◆ **Task description**
Beginning at the line containing "Extract all readable text from this page.", output every line to the end of the data below exactly as it appears.

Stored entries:
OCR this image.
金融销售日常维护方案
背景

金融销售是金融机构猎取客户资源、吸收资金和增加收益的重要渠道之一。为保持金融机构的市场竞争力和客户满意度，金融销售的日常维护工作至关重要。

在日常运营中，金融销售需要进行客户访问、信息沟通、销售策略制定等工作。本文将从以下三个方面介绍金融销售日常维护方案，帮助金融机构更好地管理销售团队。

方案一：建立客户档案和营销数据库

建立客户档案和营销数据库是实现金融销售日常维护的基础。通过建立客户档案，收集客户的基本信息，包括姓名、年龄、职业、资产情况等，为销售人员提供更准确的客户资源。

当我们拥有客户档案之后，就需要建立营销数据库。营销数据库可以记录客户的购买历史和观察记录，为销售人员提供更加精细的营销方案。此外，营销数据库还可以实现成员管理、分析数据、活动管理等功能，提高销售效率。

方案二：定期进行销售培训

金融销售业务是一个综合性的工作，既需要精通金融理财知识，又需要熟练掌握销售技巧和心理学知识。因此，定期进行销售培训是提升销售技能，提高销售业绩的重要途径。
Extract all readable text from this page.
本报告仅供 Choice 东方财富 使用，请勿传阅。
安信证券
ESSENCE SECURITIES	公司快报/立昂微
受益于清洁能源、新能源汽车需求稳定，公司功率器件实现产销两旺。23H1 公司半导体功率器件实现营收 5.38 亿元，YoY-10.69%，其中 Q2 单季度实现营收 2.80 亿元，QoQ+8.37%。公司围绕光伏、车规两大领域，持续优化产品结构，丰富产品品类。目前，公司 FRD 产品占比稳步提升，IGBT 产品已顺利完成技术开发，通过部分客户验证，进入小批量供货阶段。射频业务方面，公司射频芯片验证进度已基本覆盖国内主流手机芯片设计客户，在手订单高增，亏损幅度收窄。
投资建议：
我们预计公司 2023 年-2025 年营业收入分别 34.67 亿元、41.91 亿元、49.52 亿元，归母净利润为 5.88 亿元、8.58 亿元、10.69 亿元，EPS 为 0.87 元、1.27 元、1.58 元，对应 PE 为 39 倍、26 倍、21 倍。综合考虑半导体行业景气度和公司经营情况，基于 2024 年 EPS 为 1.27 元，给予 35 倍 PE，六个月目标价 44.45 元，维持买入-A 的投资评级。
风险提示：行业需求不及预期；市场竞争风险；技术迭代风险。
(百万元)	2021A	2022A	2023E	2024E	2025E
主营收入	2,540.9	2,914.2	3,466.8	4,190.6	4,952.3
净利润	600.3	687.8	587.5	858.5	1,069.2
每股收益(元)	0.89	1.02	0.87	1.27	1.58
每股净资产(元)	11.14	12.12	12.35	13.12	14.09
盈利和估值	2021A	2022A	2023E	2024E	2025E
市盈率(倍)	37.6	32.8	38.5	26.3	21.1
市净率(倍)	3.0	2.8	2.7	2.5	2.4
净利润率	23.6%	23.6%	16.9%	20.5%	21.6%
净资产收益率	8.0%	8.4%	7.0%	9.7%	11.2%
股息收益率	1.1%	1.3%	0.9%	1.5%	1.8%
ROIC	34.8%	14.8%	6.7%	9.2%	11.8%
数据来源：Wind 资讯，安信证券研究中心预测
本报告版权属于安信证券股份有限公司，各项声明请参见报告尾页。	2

◆ **Result of this task**
Extract all readable text from this page.
本报告仅供 Choice 东方财富 使用，请勿传阅。
安信证券
ESSENCE SECURITIES	公司快报/立昂微
受益于清洁能源、新能源汽车需求稳定，公司功率器件实现产销两旺。23H1 公司半导体功率器件实现营收 5.38 亿元，YoY-10.69%，其中 Q2 单季度实现营收 2.80 亿元，QoQ+8.37%。公司围绕光伏、车规两大领域，持续优化产品结构，丰富产品品类。目前，公司 FRD 产品占比稳步提升，IGBT 产品已顺利完成技术开发，通过部分客户验证，进入小批量供货阶段。射频业务方面，公司射频芯片验证进度已基本覆盖国内主流手机芯片设计客户，在手订单高增，亏损幅度收窄。
投资建议：
我们预计公司 2023 年-2025 年营业收入分别 34.67 亿元、41.91 亿元、49.52 亿元，归母净利润为 5.88 亿元、8.58 亿元、10.69 亿元，EPS 为 0.87 元、1.27 元、1.58 元，对应 PE 为 39 倍、26 倍、21 倍。综合考虑半导体行业景气度和公司经营情况，基于 2024 年 EPS 为 1.27 元，给予 35 倍 PE，六个月目标价 44.45 元，维持买入-A 的投资评级。
风险提示：行业需求不及预期；市场竞争风险；技术迭代风险。
(百万元)	2021A	2022A	2023E	2024E	2025E
主营收入	2,540.9	2,914.2	3,466.8	4,190.6	4,952.3
净利润	600.3	687.8	587.5	858.5	1,069.2
每股收益(元)	0.89	1.02	0.87	1.27	1.58
每股净资产(元)	11.14	12.12	12.35	13.12	14.09
盈利和估值	2021A	2022A	2023E	2024E	2025E
市盈率(倍)	37.6	32.8	38.5	26.3	21.1
市净率(倍)	3.0	2.8	2.7	2.5	2.4
净利润率	23.6%	23.6%	16.9%	20.5%	21.6%
净资产收益率	8.0%	8.4%	7.0%	9.7%	11.2%
股息收益率	1.1%	1.3%	0.9%	1.5%	1.8%
ROIC	34.8%	14.8%	6.7%	9.2%	11.8%
数据来源：Wind 资讯，安信证券研究中心预测
本报告版权属于安信证券股份有限公司，各项声明请参见报告尾页。	2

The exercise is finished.